>> Start DATASET ROWS
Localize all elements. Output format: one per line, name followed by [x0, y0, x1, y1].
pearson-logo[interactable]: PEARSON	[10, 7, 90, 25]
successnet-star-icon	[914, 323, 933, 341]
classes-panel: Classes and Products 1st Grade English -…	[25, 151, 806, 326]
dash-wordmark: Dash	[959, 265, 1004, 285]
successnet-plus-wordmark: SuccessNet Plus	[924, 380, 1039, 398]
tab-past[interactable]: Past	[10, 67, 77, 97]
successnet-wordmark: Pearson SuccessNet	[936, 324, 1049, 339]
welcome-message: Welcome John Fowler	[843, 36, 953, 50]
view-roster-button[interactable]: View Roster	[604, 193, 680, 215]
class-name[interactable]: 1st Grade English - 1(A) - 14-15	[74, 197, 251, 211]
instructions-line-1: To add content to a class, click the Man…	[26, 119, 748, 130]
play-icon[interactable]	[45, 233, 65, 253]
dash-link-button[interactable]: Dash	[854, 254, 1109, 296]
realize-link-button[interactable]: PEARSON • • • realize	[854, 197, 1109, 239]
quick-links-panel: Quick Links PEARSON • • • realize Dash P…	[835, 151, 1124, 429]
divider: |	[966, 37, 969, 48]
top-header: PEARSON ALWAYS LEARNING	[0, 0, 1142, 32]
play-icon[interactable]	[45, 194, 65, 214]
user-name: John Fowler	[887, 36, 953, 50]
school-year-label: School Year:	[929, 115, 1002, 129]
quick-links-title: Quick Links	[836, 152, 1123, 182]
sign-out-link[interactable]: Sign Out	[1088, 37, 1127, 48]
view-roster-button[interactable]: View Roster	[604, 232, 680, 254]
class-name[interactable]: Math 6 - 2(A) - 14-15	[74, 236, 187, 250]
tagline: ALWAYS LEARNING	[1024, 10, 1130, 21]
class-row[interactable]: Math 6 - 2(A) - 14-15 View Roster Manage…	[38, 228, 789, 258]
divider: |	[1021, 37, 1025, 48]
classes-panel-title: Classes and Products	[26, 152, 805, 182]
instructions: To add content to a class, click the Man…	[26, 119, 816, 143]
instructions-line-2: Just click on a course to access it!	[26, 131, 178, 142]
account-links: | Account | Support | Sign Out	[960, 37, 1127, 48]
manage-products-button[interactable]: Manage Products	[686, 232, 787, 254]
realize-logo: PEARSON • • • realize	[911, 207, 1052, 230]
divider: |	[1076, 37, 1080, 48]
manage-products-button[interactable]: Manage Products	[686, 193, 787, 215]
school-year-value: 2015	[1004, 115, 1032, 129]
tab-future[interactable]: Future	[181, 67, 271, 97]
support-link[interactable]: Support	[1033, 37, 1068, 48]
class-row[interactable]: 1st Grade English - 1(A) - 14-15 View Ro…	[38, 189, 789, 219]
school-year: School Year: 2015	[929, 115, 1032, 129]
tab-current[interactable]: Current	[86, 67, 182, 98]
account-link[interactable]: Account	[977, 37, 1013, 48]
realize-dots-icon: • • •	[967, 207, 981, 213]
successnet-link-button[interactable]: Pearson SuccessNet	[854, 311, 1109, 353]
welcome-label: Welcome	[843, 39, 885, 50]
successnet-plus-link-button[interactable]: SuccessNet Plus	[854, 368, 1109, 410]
>> End DATASET ROWS
Pull out every line, from the first one through the line that contains "265, 1004, 285]", and copy each one unchanged.

• _ANSWER FOR THE TASK_:
Localize all elements. Output format: one per line, name followed by [x0, y0, x1, y1].
pearson-logo[interactable]: PEARSON	[10, 7, 90, 25]
successnet-star-icon	[914, 323, 933, 341]
classes-panel: Classes and Products 1st Grade English -…	[25, 151, 806, 326]
dash-wordmark: Dash	[959, 265, 1004, 285]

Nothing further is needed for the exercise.